§ WORK REQUIRED: It is required that all of the data be written out exactly.

Figure record extracts:
_ _ _ _ _ _ _
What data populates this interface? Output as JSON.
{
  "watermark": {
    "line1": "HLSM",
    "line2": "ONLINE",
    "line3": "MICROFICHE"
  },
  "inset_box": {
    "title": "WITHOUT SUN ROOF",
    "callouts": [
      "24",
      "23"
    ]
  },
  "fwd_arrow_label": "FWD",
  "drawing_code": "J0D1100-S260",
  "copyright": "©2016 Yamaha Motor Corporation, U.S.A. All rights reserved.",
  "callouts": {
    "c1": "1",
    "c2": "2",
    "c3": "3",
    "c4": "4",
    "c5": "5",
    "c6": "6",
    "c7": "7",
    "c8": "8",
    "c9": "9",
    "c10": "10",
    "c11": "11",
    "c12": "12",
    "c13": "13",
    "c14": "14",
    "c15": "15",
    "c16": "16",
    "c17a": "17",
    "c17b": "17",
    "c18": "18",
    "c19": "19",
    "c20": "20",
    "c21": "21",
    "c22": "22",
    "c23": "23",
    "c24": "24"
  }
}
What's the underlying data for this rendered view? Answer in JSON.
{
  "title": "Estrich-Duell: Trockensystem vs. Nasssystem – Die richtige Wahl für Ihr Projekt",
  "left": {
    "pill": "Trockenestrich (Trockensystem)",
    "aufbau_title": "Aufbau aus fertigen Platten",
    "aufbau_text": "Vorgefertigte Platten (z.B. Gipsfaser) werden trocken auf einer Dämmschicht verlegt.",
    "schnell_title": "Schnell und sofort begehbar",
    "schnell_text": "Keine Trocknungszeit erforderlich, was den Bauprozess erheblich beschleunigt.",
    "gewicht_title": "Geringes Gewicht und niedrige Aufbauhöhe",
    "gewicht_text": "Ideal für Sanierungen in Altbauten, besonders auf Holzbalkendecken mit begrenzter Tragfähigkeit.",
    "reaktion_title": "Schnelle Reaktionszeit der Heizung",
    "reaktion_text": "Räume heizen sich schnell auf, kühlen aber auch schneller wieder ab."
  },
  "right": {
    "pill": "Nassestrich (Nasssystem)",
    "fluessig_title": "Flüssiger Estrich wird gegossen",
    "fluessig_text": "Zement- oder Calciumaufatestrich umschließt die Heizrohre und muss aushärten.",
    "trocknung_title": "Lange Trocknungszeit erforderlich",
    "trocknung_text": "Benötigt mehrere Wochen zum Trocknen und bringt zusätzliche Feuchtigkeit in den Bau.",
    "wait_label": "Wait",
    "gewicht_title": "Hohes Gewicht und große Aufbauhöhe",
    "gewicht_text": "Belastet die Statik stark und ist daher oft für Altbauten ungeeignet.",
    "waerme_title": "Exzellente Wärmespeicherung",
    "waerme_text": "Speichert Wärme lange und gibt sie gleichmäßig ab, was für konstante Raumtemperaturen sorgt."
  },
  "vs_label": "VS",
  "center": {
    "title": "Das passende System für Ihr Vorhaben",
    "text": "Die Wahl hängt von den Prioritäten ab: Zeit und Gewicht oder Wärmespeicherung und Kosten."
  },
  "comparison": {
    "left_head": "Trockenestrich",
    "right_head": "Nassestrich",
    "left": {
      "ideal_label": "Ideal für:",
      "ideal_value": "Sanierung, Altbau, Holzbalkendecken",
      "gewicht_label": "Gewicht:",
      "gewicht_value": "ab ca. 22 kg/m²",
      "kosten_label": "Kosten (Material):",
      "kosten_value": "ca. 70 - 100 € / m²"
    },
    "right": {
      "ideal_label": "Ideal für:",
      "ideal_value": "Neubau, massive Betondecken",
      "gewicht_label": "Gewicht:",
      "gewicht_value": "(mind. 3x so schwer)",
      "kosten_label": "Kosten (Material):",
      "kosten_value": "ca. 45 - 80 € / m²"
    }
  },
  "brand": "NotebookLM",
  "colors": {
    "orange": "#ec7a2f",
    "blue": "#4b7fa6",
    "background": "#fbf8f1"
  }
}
_ _ _ _ _ _ _
§ COMPLETED TASK:
What data populates this interface? Output as JSON.
{
  "watermark": {
    "line1": "HLSM",
    "line2": "ONLINE",
    "line3": "MICROFICHE"
  },
  "inset_box": {
    "title": "WITHOUT SUN ROOF",
    "callouts": [
      "24",
      "23"
    ]
  },
  "fwd_arrow_label": "FWD",
  "drawing_code": "J0D1100-S260",
  "copyright": "©2016 Yamaha Motor Corporation, U.S.A. All rights reserved.",
  "callouts": {
    "c1": "1",
    "c2": "2",
    "c3": "3",
    "c4": "4",
    "c5": "5",
    "c6": "6",
    "c7": "7",
    "c8": "8",
    "c9": "9",
    "c10": "10",
    "c11": "11",
    "c12": "12",
    "c13": "13",
    "c14": "14",
    "c15": "15",
    "c16": "16",
    "c17a": "17",
    "c17b": "17",
    "c18": "18",
    "c19": "19",
    "c20": "20",
    "c21": "21",
    "c22": "22",
    "c23": "23",
    "c24": "24"
  }
}
What's the underlying data for this rendered view? Answer in JSON.
{
  "title": "Estrich-Duell: Trockensystem vs. Nasssystem – Die richtige Wahl für Ihr Projekt",
  "left": {
    "pill": "Trockenestrich (Trockensystem)",
    "aufbau_title": "Aufbau aus fertigen Platten",
    "aufbau_text": "Vorgefertigte Platten (z.B. Gipsfaser) werden trocken auf einer Dämmschicht verlegt.",
    "schnell_title": "Schnell und sofort begehbar",
    "schnell_text": "Keine Trocknungszeit erforderlich, was den Bauprozess erheblich beschleunigt.",
    "gewicht_title": "Geringes Gewicht und niedrige Aufbauhöhe",
    "gewicht_text": "Ideal für Sanierungen in Altbauten, besonders auf Holzbalkendecken mit begrenzter Tragfähigkeit.",
    "reaktion_title": "Schnelle Reaktionszeit der Heizung",
    "reaktion_text": "Räume heizen sich schnell auf, kühlen aber auch schneller wieder ab."
  },
  "right": {
    "pill": "Nassestrich (Nasssystem)",
    "fluessig_title": "Flüssiger Estrich wird gegossen",
    "fluessig_text": "Zement- oder Calciumaufatestrich umschließt die Heizrohre und muss aushärten.",
    "trocknung_title": "Lange Trocknungszeit erforderlich",
    "trocknung_text": "Benötigt mehrere Wochen zum Trocknen und bringt zusätzliche Feuchtigkeit in den Bau.",
    "wait_label": "Wait",
    "gewicht_title": "Hohes Gewicht und große Aufbauhöhe",
    "gewicht_text": "Belastet die Statik stark und ist daher oft für Altbauten ungeeignet.",
    "waerme_title": "Exzellente Wärmespeicherung",
    "waerme_text": "Speichert Wärme lange und gibt sie gleichmäßig ab, was für konstante Raumtemperaturen sorgt."
  },
  "vs_label": "VS",
  "center": {
    "title": "Das passende System für Ihr Vorhaben",
    "text": "Die Wahl hängt von den Prioritäten ab: Zeit und Gewicht oder Wärmespeicherung und Kosten."
  },
  "comparison": {
    "left_head": "Trockenestrich",
    "right_head": "Nassestrich",
    "left": {
      "ideal_label": "Ideal für:",
      "ideal_value": "Sanierung, Altbau, Holzbalkendecken",
      "gewicht_label": "Gewicht:",
      "gewicht_value": "ab ca. 22 kg/m²",
      "kosten_label": "Kosten (Material):",
      "kosten_value": "ca. 70 - 100 € / m²"
    },
    "right": {
      "ideal_label": "Ideal für:",
      "ideal_value": "Neubau, massive Betondecken",
      "gewicht_label": "Gewicht:",
      "gewicht_value": "(mind. 3x so schwer)",
      "kosten_label": "Kosten (Material):",
      "kosten_value": "ca. 45 - 80 € / m²"
    }
  },
  "brand": "NotebookLM",
  "colors": {
    "orange": "#ec7a2f",
    "blue": "#4b7fa6",
    "background": "#fbf8f1"
  }
}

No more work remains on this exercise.